====== Passage provided

Well not quite random. It prunes the oldest entries. The idea behind the prunable
callback is that some caches have specific aging methods. What I tried to do here
was keep the rate of aging in sync with the VM.

> I'm still trying to figure out how to make that work. Or is that
> totally the wrong approach? Thoughts? ;)

Thats a question I have asked myself too. What could be done is, scan the
entries in the slab encountered, using a call back, free them if they are purgeable.
If this ends up producing an empty slab, release it.

>Intermezzo has a funky dentry cache that may need a pruner method (??),
>but I didn't touch it. If there was a better way to do this, I was too
>blind to see it.

Looking at the Intermezzo dcache code, I think you made the right choise.
I do not think this needs a pruner method.

Ed Tomlinson



2002-07-21 21:23:23

by Craig Kulesa

[permalink] [raw]
Subject: Re: [PATCH 2/2] move slab pages to the lru, for 2.5.27


On Sun, 21 Jul 2002, Ed Tomlinson wrote:

> Well not quite random. It prunes the oldest entries.

Yes, you're right, I was speaking sloppily.

============

Prompt 1: Restate the kernel mailing list excerpt word for word, from start to finish.
Prompt 2: Quote the portion of the listing that opens with its first line and closes with the line containing "- dash-bullet: –: [71, 519, 82, 541]", both ends included.
The listing below bears no relation to the kernel mailing list excerpt.

====== Entries

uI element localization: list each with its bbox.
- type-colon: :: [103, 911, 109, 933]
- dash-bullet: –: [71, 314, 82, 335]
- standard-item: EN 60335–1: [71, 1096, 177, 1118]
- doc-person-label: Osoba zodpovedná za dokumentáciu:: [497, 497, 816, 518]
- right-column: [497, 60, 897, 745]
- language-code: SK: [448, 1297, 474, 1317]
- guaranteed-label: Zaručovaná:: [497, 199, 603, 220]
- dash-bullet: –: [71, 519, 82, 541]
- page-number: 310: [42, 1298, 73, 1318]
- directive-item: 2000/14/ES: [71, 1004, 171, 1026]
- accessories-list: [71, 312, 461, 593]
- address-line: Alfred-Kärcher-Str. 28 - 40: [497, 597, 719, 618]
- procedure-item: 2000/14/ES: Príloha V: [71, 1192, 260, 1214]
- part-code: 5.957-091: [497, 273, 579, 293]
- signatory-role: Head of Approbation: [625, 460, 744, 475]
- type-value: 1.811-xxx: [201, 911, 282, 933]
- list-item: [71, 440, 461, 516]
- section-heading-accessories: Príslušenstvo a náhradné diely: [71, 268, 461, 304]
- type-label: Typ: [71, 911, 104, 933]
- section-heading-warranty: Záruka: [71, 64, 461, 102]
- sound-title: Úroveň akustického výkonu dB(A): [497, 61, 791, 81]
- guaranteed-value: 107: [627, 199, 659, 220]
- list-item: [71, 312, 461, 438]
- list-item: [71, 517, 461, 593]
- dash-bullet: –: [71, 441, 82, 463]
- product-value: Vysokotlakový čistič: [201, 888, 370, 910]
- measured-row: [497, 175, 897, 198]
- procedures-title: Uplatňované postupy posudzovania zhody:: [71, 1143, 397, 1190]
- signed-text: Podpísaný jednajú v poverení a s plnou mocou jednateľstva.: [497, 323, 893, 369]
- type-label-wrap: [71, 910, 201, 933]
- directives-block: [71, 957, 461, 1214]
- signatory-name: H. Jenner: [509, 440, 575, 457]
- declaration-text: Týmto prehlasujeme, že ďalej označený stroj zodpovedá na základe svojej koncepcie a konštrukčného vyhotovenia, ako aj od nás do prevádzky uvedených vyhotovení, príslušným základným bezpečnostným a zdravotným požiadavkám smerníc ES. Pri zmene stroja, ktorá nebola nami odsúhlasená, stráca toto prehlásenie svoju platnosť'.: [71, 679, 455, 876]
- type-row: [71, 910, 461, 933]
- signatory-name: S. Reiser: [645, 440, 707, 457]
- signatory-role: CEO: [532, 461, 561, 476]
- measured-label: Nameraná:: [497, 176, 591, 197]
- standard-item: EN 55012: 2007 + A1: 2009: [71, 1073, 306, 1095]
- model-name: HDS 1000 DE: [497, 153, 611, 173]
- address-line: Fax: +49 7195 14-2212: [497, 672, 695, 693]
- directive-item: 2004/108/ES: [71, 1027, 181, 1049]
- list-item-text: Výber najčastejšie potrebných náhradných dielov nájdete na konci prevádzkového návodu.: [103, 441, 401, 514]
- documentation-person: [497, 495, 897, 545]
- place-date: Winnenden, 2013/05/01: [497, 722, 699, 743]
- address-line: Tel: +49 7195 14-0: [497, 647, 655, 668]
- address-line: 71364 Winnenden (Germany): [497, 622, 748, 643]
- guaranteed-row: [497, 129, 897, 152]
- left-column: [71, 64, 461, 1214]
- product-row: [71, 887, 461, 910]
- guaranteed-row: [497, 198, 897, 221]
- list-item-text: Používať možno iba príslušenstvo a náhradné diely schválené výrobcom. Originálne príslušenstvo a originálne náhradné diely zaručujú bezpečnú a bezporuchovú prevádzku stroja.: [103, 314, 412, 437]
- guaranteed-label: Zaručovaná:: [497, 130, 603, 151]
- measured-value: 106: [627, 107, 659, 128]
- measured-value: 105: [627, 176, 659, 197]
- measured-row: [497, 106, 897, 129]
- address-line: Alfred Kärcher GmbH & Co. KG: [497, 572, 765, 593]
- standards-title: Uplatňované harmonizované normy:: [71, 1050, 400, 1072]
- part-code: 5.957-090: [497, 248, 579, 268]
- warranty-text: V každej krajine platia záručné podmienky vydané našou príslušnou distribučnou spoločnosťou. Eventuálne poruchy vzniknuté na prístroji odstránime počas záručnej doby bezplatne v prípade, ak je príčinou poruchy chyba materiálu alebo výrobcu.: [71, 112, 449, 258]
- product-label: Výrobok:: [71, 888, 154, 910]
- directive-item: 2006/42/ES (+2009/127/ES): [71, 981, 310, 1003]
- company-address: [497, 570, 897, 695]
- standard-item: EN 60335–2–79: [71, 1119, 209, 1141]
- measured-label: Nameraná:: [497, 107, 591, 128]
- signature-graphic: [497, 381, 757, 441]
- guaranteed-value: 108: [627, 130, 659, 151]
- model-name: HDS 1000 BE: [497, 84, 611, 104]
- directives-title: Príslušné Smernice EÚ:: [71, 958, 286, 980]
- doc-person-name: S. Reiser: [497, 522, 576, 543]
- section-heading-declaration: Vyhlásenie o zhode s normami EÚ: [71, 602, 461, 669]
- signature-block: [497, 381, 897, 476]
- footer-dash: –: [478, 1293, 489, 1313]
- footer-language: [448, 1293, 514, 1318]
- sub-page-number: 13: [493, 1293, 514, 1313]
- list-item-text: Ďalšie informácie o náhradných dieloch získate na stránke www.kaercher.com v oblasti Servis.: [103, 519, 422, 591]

============

Exercise response 1:
Well not quite random. It prunes the oldest entries. The idea behind the prunable
callback is that some caches have specific aging methods. What I tried to do here
was keep the rate of aging in sync with the VM.

> I'm still trying to figure out how to make that work. Or is that
> totally the wrong approach? Thoughts? ;)

Thats a question I have asked myself too. What could be done is, scan the
entries in the slab encountered, using a call back, free them if they are purgeable.
If this ends up producing an empty slab, release it.

>Intermezzo has a funky dentry cache that may need a pruner method (??),
>but I didn't touch it. If there was a better way to do this, I was too
>blind to see it.

Looking at the Intermezzo dcache code, I think you made the right choise.
I do not think this needs a pruner method.

Ed Tomlinson



2002-07-21 21:23:23

by Craig Kulesa

[permalink] [raw]
Subject: Re: [PATCH 2/2] move slab pages to the lru, for 2.5.27


On Sun, 21 Jul 2002, Ed Tomlinson wrote:

> Well not quite random. It prunes the oldest entries.

Yes, you're right, I was speaking sloppily.

Exercise response 2:
uI element localization: list each with its bbox.
- type-colon: :: [103, 911, 109, 933]
- dash-bullet: –: [71, 314, 82, 335]
- standard-item: EN 60335–1: [71, 1096, 177, 1118]
- doc-person-label: Osoba zodpovedná za dokumentáciu:: [497, 497, 816, 518]
- right-column: [497, 60, 897, 745]
- language-code: SK: [448, 1297, 474, 1317]
- guaranteed-label: Zaručovaná:: [497, 199, 603, 220]
- dash-bullet: –: [71, 519, 82, 541]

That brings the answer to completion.